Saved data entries
--- begin ---

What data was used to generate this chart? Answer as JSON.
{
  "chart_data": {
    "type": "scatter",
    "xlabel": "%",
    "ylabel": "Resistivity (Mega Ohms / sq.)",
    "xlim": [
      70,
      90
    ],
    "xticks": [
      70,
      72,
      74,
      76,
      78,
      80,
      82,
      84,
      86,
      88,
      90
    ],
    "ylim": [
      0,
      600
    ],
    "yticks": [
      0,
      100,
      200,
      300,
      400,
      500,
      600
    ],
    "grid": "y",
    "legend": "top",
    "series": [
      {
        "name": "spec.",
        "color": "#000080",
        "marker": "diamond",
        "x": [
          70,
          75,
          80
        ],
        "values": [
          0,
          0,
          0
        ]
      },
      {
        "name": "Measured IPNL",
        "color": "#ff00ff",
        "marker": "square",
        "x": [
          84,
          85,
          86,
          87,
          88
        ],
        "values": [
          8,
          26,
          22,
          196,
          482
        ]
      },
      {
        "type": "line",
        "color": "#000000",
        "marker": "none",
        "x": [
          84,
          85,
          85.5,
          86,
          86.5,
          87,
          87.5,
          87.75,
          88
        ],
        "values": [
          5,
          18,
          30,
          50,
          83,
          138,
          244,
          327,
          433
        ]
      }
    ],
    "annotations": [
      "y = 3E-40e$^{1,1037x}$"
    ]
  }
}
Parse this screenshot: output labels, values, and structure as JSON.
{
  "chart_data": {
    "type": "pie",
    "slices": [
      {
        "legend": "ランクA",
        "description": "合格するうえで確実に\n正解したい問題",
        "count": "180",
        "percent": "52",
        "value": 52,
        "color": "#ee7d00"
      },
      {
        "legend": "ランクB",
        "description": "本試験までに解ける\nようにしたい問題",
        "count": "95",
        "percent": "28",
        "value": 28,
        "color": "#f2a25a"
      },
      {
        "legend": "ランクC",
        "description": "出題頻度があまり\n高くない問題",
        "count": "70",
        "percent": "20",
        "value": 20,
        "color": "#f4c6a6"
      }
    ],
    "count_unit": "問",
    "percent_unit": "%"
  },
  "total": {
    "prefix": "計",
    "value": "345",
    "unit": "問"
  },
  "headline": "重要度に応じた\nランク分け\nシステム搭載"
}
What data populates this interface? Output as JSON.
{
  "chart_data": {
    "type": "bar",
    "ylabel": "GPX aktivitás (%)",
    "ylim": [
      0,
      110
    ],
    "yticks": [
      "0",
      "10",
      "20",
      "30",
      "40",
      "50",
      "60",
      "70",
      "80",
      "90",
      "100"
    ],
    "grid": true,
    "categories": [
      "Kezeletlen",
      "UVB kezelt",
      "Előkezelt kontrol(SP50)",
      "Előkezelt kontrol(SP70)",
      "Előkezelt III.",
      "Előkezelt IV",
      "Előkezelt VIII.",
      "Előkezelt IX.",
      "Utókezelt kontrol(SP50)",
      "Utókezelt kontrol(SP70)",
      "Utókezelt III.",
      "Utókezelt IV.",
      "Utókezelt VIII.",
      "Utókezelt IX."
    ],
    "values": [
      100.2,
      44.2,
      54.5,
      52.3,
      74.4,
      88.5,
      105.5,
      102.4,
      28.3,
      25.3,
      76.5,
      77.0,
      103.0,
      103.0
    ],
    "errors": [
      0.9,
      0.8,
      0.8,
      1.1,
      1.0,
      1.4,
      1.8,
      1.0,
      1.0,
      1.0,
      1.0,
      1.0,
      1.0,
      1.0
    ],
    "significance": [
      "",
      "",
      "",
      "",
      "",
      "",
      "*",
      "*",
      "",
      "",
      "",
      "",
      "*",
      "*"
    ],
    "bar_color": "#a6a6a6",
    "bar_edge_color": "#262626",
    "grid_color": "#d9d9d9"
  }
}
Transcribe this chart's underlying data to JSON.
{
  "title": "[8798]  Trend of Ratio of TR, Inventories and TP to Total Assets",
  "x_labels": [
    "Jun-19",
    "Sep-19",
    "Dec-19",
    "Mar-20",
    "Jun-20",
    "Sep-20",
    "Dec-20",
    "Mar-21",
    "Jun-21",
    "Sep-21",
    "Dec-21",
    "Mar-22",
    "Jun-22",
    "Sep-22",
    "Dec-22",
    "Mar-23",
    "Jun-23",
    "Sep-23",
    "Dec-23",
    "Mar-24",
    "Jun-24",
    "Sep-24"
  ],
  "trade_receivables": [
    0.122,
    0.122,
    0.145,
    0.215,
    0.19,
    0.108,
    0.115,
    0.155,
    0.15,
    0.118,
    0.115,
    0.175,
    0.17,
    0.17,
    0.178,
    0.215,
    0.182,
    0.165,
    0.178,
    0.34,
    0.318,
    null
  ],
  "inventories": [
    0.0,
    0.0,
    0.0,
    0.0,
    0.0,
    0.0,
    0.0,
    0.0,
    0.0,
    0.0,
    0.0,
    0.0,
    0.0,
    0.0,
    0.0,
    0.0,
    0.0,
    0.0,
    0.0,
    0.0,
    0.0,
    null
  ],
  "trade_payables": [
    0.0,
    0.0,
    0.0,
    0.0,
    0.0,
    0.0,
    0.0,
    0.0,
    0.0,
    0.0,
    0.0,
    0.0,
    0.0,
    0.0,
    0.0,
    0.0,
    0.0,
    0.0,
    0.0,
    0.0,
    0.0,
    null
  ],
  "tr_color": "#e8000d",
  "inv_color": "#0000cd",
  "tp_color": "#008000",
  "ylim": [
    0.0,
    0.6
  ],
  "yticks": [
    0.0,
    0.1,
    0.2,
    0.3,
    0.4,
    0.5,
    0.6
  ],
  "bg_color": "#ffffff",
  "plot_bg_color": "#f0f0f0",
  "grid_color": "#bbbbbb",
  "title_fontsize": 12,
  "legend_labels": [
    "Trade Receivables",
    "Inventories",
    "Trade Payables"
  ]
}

--- end ---

Reproduce every line of the listing above in which the string "ylabel" appears.

- **TASK SOLUTION**
    "ylabel": "Resistivity (Mega Ohms / sq.)",
    "ylabel": "GPX aktivitás (%)",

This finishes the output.